--- Exercise description ---
Extract each line of the material that follows exactly and omit its pictures.

(Items from a figure collection)

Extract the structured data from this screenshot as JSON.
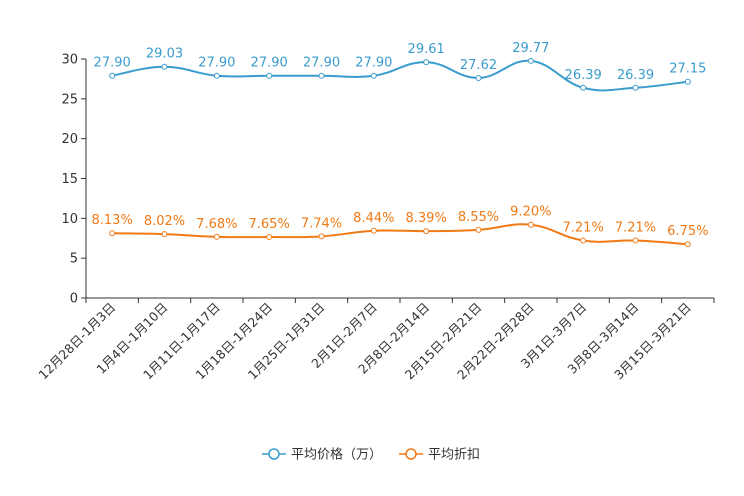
{
  "chart_data": {
    "type": "line",
    "title": "",
    "categories": [
      "12月28日-1月3日",
      "1月4日-1月10日",
      "1月11日-1月17日",
      "1月18日-1月24日",
      "1月25日-1月31日",
      "2月1日-2月7日",
      "2月8日-2月14日",
      "2月15日-2月21日",
      "2月22日-2月28日",
      "3月1日-3月7日",
      "3月8日-3月14日",
      "3月15日-3月21日"
    ],
    "ylim": [
      0,
      30
    ],
    "yticks": [
      "0",
      "5",
      "10",
      "15",
      "20",
      "25",
      "30"
    ],
    "series": [
      {
        "name": "平均价格（万）",
        "color": "#3a9ccd",
        "values": [
          27.9,
          29.03,
          27.9,
          27.9,
          27.9,
          27.9,
          29.61,
          27.62,
          29.77,
          26.39,
          26.39,
          27.15
        ],
        "labels": [
          "27.90",
          "29.03",
          "27.90",
          "27.90",
          "27.90",
          "27.90",
          "29.61",
          "27.62",
          "29.77",
          "26.39",
          "26.39",
          "27.15"
        ]
      },
      {
        "name": "平均折扣",
        "color": "#f07a16",
        "values": [
          8.13,
          8.02,
          7.68,
          7.65,
          7.74,
          8.44,
          8.39,
          8.55,
          9.2,
          7.21,
          7.21,
          6.75
        ],
        "labels": [
          "8.13%",
          "8.02%",
          "7.68%",
          "7.65%",
          "7.74%",
          "8.44%",
          "8.39%",
          "8.55%",
          "9.20%",
          "7.21%",
          "7.21%",
          "6.75%"
        ]
      }
    ],
    "legend_position": "bottom-center"
  }
}
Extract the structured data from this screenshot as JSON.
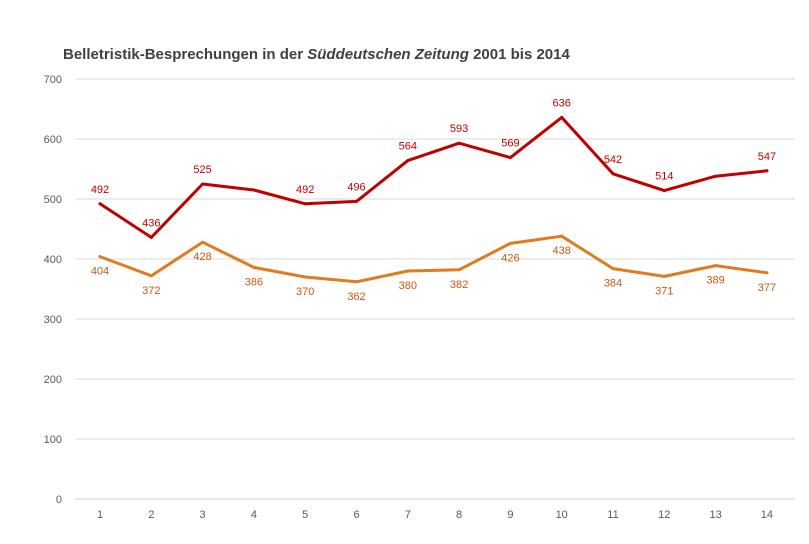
{
  "chart_data": {
    "type": "line",
    "title": {
      "part1": "Belletristik-Besprechungen in der ",
      "part2_italic": "Süddeutschen Zeitung",
      "part3": " 2001 bis 2014"
    },
    "x": [
      "1",
      "2",
      "3",
      "4",
      "5",
      "6",
      "7",
      "8",
      "9",
      "10",
      "11",
      "12",
      "13",
      "14"
    ],
    "ylim": [
      0,
      700
    ],
    "yticks": [
      "0",
      "100",
      "200",
      "300",
      "400",
      "500",
      "600",
      "700"
    ],
    "grid": true,
    "series": [
      {
        "color": "#c00000",
        "values": [
          492,
          436,
          525,
          515,
          492,
          496,
          564,
          593,
          569,
          636,
          542,
          514,
          538,
          547
        ],
        "labels": [
          "492",
          "436",
          "525",
          "",
          "492",
          "496",
          "564",
          "593",
          "569",
          "636",
          "542",
          "514",
          "",
          "547"
        ]
      },
      {
        "color": "#e07b20",
        "values": [
          404,
          372,
          428,
          386,
          370,
          362,
          380,
          382,
          426,
          438,
          384,
          371,
          389,
          377
        ],
        "labels": [
          "404",
          "372",
          "428",
          "386",
          "370",
          "362",
          "380",
          "382",
          "426",
          "438",
          "384",
          "371",
          "389",
          "377"
        ]
      }
    ]
  }
}
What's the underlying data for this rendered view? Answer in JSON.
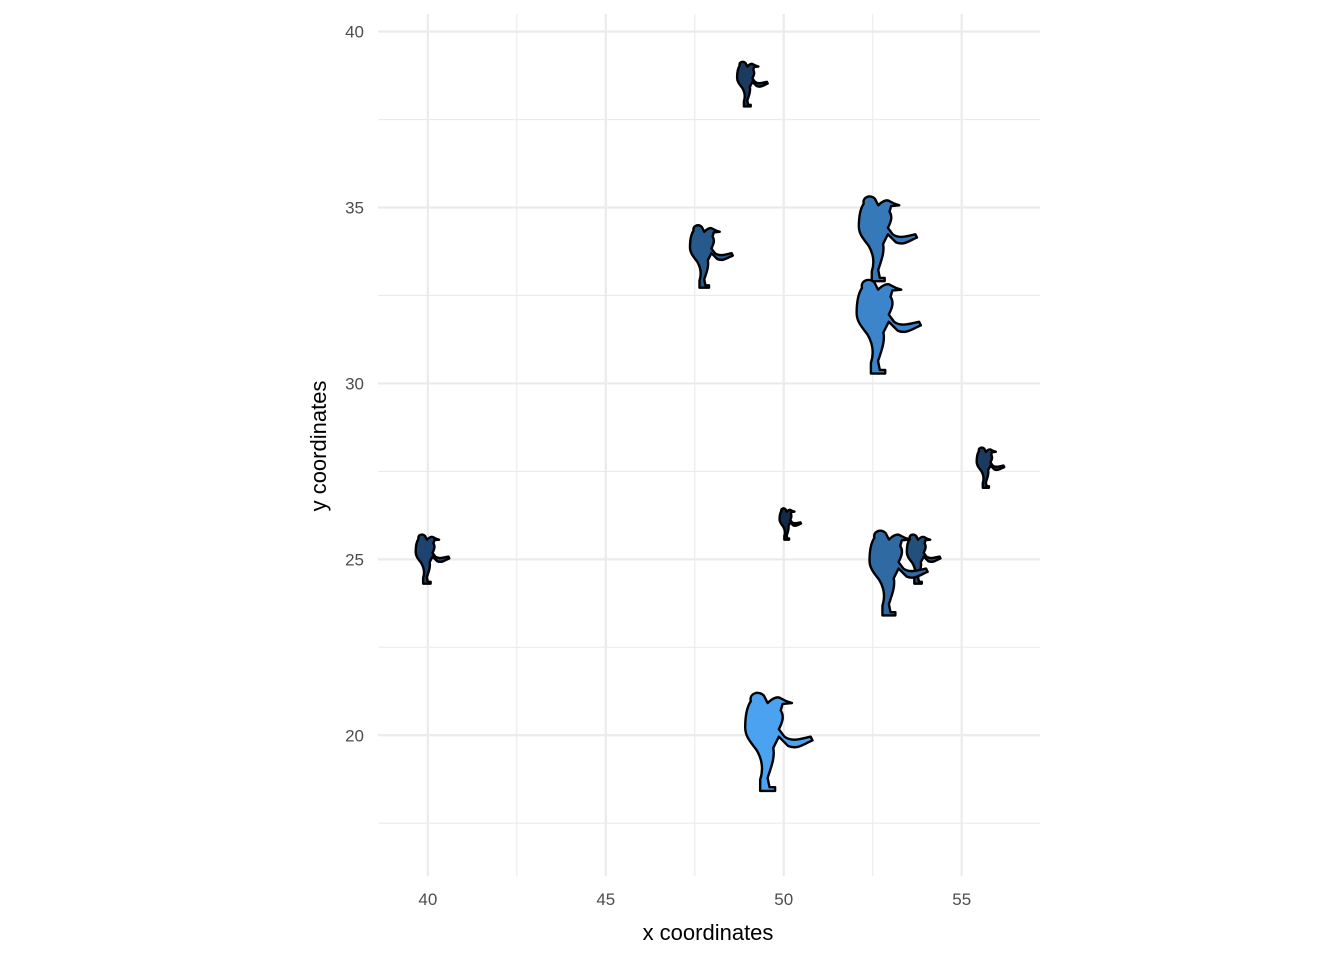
{
  "chart_data": {
    "type": "scatter",
    "title": "",
    "xlabel": "x coordinates",
    "ylabel": "y coordinates",
    "xlim": [
      38.6,
      57.2
    ],
    "ylim": [
      16.0,
      40.5
    ],
    "x_ticks": [
      40,
      45,
      50,
      55
    ],
    "y_ticks": [
      20,
      25,
      30,
      35,
      40
    ],
    "grid": true,
    "legend": "none",
    "marker": "baseball-pitcher-icon",
    "points": [
      {
        "x": 49.0,
        "y": 38.5,
        "size": 0.5,
        "color": "#1a3a5f"
      },
      {
        "x": 47.8,
        "y": 33.6,
        "size": 0.7,
        "color": "#275a8c"
      },
      {
        "x": 52.7,
        "y": 34.1,
        "size": 0.95,
        "color": "#3579b8"
      },
      {
        "x": 52.7,
        "y": 31.6,
        "size": 1.05,
        "color": "#3c85cb"
      },
      {
        "x": 55.7,
        "y": 27.6,
        "size": 0.45,
        "color": "#1a3a5f"
      },
      {
        "x": 50.1,
        "y": 26.0,
        "size": 0.35,
        "color": "#132b48"
      },
      {
        "x": 40.0,
        "y": 25.0,
        "size": 0.55,
        "color": "#1d4470"
      },
      {
        "x": 53.8,
        "y": 25.0,
        "size": 0.55,
        "color": "#234f7c"
      },
      {
        "x": 53.0,
        "y": 24.6,
        "size": 0.95,
        "color": "#2f6aa3"
      },
      {
        "x": 49.6,
        "y": 19.8,
        "size": 1.1,
        "color": "#4aa2f0"
      }
    ]
  }
}
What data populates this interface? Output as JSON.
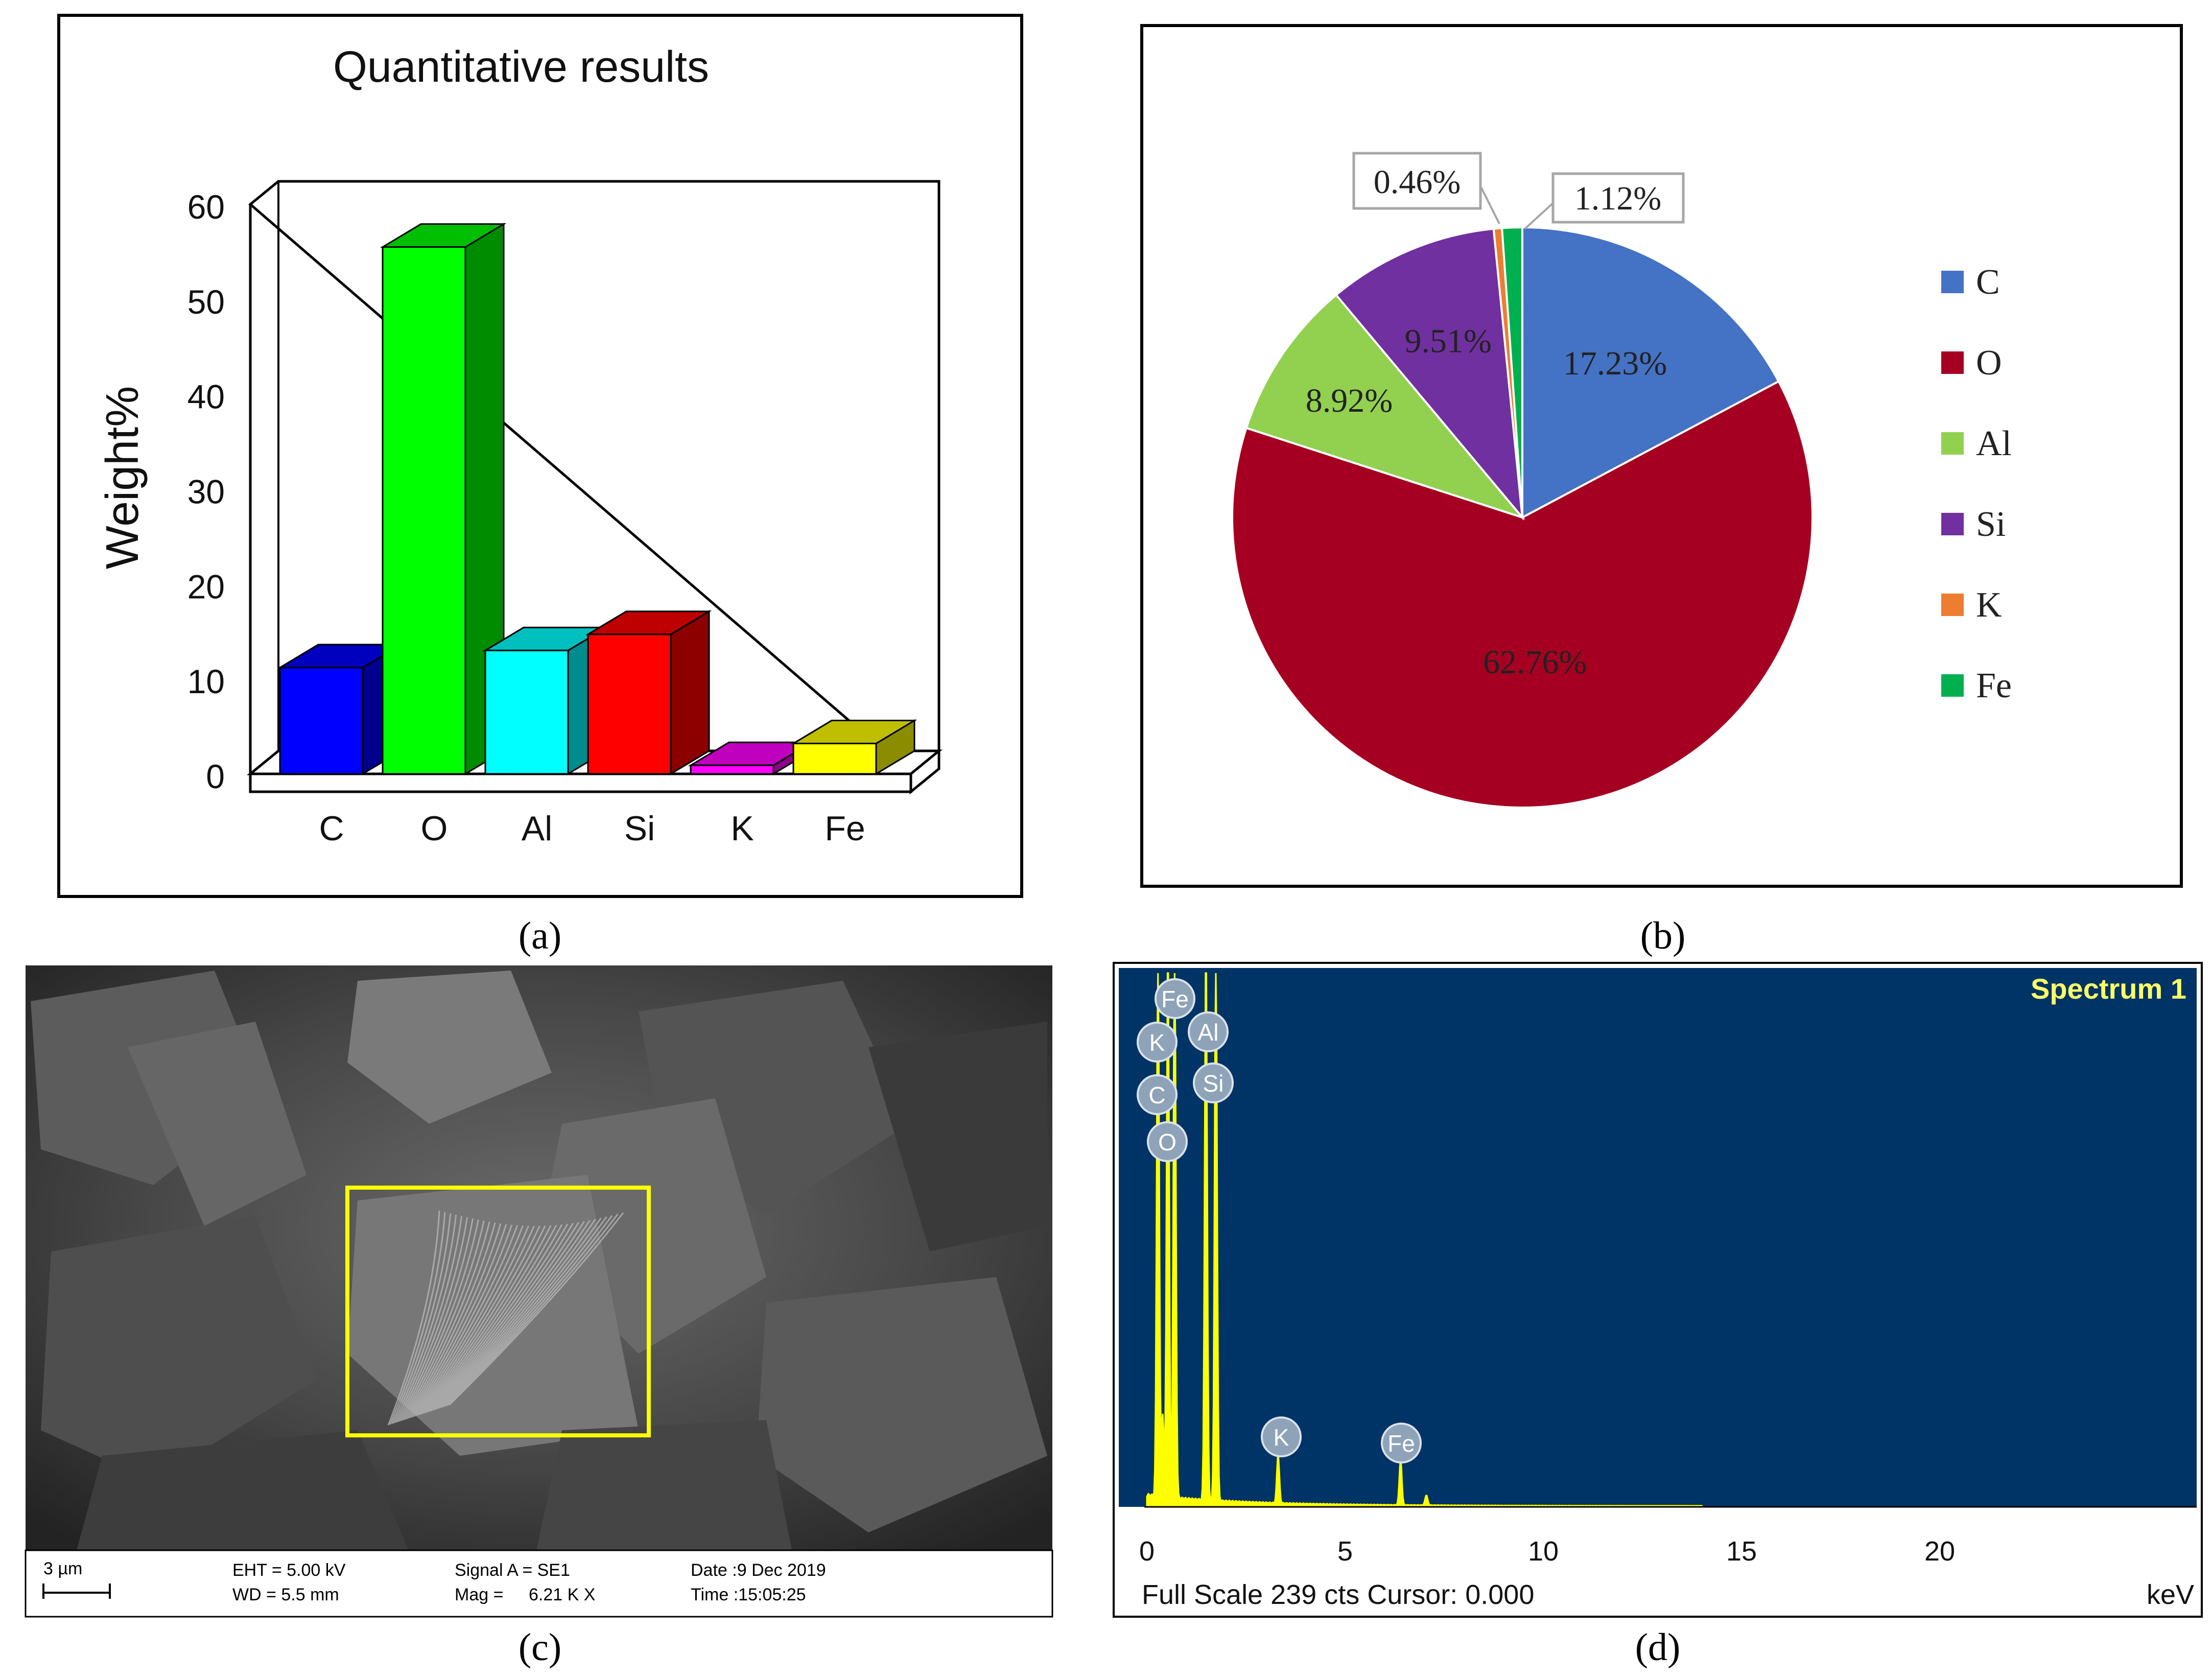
{
  "panel_a": {
    "label": "(a)",
    "chart_data": {
      "type": "bar",
      "title": "Quantitative results",
      "ylabel": "Weight%",
      "xlabel": "",
      "categories": [
        "C",
        "O",
        "Al",
        "Si",
        "K",
        "Fe"
      ],
      "values": [
        11.2,
        55.5,
        13.0,
        14.7,
        0.9,
        3.2
      ],
      "ylim": [
        0,
        60
      ],
      "yticks": [
        "0",
        "10",
        "20",
        "30",
        "40",
        "50",
        "60"
      ],
      "colors": [
        "#0000ff",
        "#00ff00",
        "#00ffff",
        "#ff0000",
        "#ff00ff",
        "#ffff00"
      ],
      "style": "3d"
    }
  },
  "panel_b": {
    "label": "(b)",
    "chart_data": {
      "type": "pie",
      "categories": [
        "C",
        "O",
        "Al",
        "Si",
        "K",
        "Fe"
      ],
      "values": [
        17.23,
        62.76,
        8.92,
        9.51,
        0.46,
        1.12
      ],
      "data_labels": [
        "17.23%",
        "62.76%",
        "8.92%",
        "9.51%",
        "0.46%",
        "1.12%"
      ],
      "colors": [
        "#4472c4",
        "#a50021",
        "#92d050",
        "#7030a0",
        "#ed7d31",
        "#00b050"
      ],
      "legend_position": "right"
    }
  },
  "panel_c": {
    "label": "(c)",
    "info": {
      "scale_bar": "3 µm",
      "eht": "EHT = 5.00 kV",
      "wd": "WD = 5.5 mm",
      "signal": "Signal A = SE1",
      "mag_label": "Mag =",
      "mag_value": "6.21 K X",
      "date": "Date :9 Dec 2019",
      "time": "Time :15:05:25"
    },
    "highlight_color": "#ffff00"
  },
  "panel_d": {
    "label": "(d)",
    "title": "Spectrum 1",
    "footer": "Full Scale 239 cts Cursor: 0.000",
    "unit": "keV",
    "x_ticks": [
      "0",
      "5",
      "10",
      "15",
      "20"
    ],
    "background_color": "#003366",
    "trace_color": "#ffff00",
    "peak_labels": [
      "Fe",
      "K",
      "C",
      "O",
      "Al",
      "Si",
      "K",
      "Fe"
    ]
  }
}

--- Result for this exercise ---
Extract the structured data from this screenshot as JSON.
{
  "chart_data": {
    "type": "line",
    "title": "",
    "categories": [
      "12月28日-1月3日",
      "1月4日-1月10日",
      "1月11日-1月17日",
      "1月18日-1月24日",
      "1月25日-1月31日",
      "2月1日-2月7日",
      "2月8日-2月14日",
      "2月15日-2月21日",
      "2月22日-2月28日",
      "3月1日-3月7日",
      "3月8日-3月14日",
      "3月15日-3月21日"
    ],
    "ylim": [
      0,
      30
    ],
    "yticks": [
      "0",
      "5",
      "10",
      "15",
      "20",
      "25",
      "30"
    ],
    "series": [
      {
        "name": "平均价格（万）",
        "color": "#3a9ccd",
        "values": [
          27.9,
          29.03,
          27.9,
          27.9,
          27.9,
          27.9,
          29.61,
          27.62,
          29.77,
          26.39,
          26.39,
          27.15
        ],
        "labels": [
          "27.90",
          "29.03",
          "27.90",
          "27.90",
          "27.90",
          "27.90",
          "29.61",
          "27.62",
          "29.77",
          "26.39",
          "26.39",
          "27.15"
        ]
      },
      {
        "name": "平均折扣",
        "color": "#f07a16",
        "values": [
          8.13,
          8.02,
          7.68,
          7.65,
          7.74,
          8.44,
          8.39,
          8.55,
          9.2,
          7.21,
          7.21,
          6.75
        ],
        "labels": [
          "8.13%",
          "8.02%",
          "7.68%",
          "7.65%",
          "7.74%",
          "8.44%",
          "8.39%",
          "8.55%",
          "9.20%",
          "7.21%",
          "7.21%",
          "6.75%"
        ]
      }
    ],
    "legend_position": "bottom-center"
  }
}
Extract the structured data from this screenshot as JSON.
{
  "chart_data": {
    "type": "line",
    "title": {
      "part1": "Belletristik-Besprechungen in der ",
      "part2_italic": "Süddeutschen Zeitung",
      "part3": " 2001 bis 2014"
    },
    "x": [
      "1",
      "2",
      "3",
      "4",
      "5",
      "6",
      "7",
      "8",
      "9",
      "10",
      "11",
      "12",
      "13",
      "14"
    ],
    "ylim": [
      0,
      700
    ],
    "yticks": [
      "0",
      "100",
      "200",
      "300",
      "400",
      "500",
      "600",
      "700"
    ],
    "grid": true,
    "series": [
      {
        "color": "#c00000",
        "values": [
          492,
          436,
          525,
          515,
          492,
          496,
          564,
          593,
          569,
          636,
          542,
          514,
          538,
          547
        ],
        "labels": [
          "492",
          "436",
          "525",
          "",
          "492",
          "496",
          "564",
          "593",
          "569",
          "636",
          "542",
          "514",
          "",
          "547"
        ]
      },
      {
        "color": "#e07b20",
        "values": [
          404,
          372,
          428,
          386,
          370,
          362,
          380,
          382,
          426,
          438,
          384,
          371,
          389,
          377
        ],
        "labels": [
          "404",
          "372",
          "428",
          "386",
          "370",
          "362",
          "380",
          "382",
          "426",
          "438",
          "384",
          "371",
          "389",
          "377"
        ]
      }
    ]
  }
}
What's the underlying data for this rendered view? Answer in JSON.
{
  "chart_data": {
    "type": "scatter",
    "title": "",
    "xlabel": "x coordinates",
    "ylabel": "y coordinates",
    "xlim": [
      38.6,
      57.2
    ],
    "ylim": [
      16.0,
      40.5
    ],
    "x_ticks": [
      40,
      45,
      50,
      55
    ],
    "y_ticks": [
      20,
      25,
      30,
      35,
      40
    ],
    "grid": true,
    "legend": "none",
    "marker": "baseball-pitcher-icon",
    "points": [
      {
        "x": 49.0,
        "y": 38.5,
        "size": 0.5,
        "color": "#1a3a5f"
      },
      {
        "x": 47.8,
        "y": 33.6,
        "size": 0.7,
        "color": "#275a8c"
      },
      {
        "x": 52.7,
        "y": 34.1,
        "size": 0.95,
        "color": "#3579b8"
      },
      {
        "x": 52.7,
        "y": 31.6,
        "size": 1.05,
        "color": "#3c85cb"
      },
      {
        "x": 55.7,
        "y": 27.6,
        "size": 0.45,
        "color": "#1a3a5f"
      },
      {
        "x": 50.1,
        "y": 26.0,
        "size": 0.35,
        "color": "#132b48"
      },
      {
        "x": 40.0,
        "y": 25.0,
        "size": 0.55,
        "color": "#1d4470"
      },
      {
        "x": 53.8,
        "y": 25.0,
        "size": 0.55,
        "color": "#234f7c"
      },
      {
        "x": 53.0,
        "y": 24.6,
        "size": 0.95,
        "color": "#2f6aa3"
      },
      {
        "x": 49.6,
        "y": 19.8,
        "size": 1.1,
        "color": "#4aa2f0"
      }
    ]
  }
}
What data populates this interface? Output as JSON.
{
  "panel_a": {
    "label": "(a)",
    "chart_data": {
      "type": "bar",
      "title": "Quantitative results",
      "ylabel": "Weight%",
      "xlabel": "",
      "categories": [
        "C",
        "O",
        "Al",
        "Si",
        "K",
        "Fe"
      ],
      "values": [
        11.2,
        55.5,
        13.0,
        14.7,
        0.9,
        3.2
      ],
      "ylim": [
        0,
        60
      ],
      "yticks": [
        "0",
        "10",
        "20",
        "30",
        "40",
        "50",
        "60"
      ],
      "colors": [
        "#0000ff",
        "#00ff00",
        "#00ffff",
        "#ff0000",
        "#ff00ff",
        "#ffff00"
      ],
      "style": "3d"
    }
  },
  "panel_b": {
    "label": "(b)",
    "chart_data": {
      "type": "pie",
      "categories": [
        "C",
        "O",
        "Al",
        "Si",
        "K",
        "Fe"
      ],
      "values": [
        17.23,
        62.76,
        8.92,
        9.51,
        0.46,
        1.12
      ],
      "data_labels": [
        "17.23%",
        "62.76%",
        "8.92%",
        "9.51%",
        "0.46%",
        "1.12%"
      ],
      "colors": [
        "#4472c4",
        "#a50021",
        "#92d050",
        "#7030a0",
        "#ed7d31",
        "#00b050"
      ],
      "legend_position": "right"
    }
  },
  "panel_c": {
    "label": "(c)",
    "info": {
      "scale_bar": "3 µm",
      "eht": "EHT = 5.00 kV",
      "wd": "WD = 5.5 mm",
      "signal": "Signal A = SE1",
      "mag_label": "Mag =",
      "mag_value": "6.21 K X",
      "date": "Date :9 Dec 2019",
      "time": "Time :15:05:25"
    },
    "highlight_color": "#ffff00"
  },
  "panel_d": {
    "label": "(d)",
    "title": "Spectrum 1",
    "footer": "Full Scale 239 cts Cursor: 0.000",
    "unit": "keV",
    "x_ticks": [
      "0",
      "5",
      "10",
      "15",
      "20"
    ],
    "background_color": "#003366",
    "trace_color": "#ffff00",
    "peak_labels": [
      "Fe",
      "K",
      "C",
      "O",
      "Al",
      "Si",
      "K",
      "Fe"
    ]
  }
}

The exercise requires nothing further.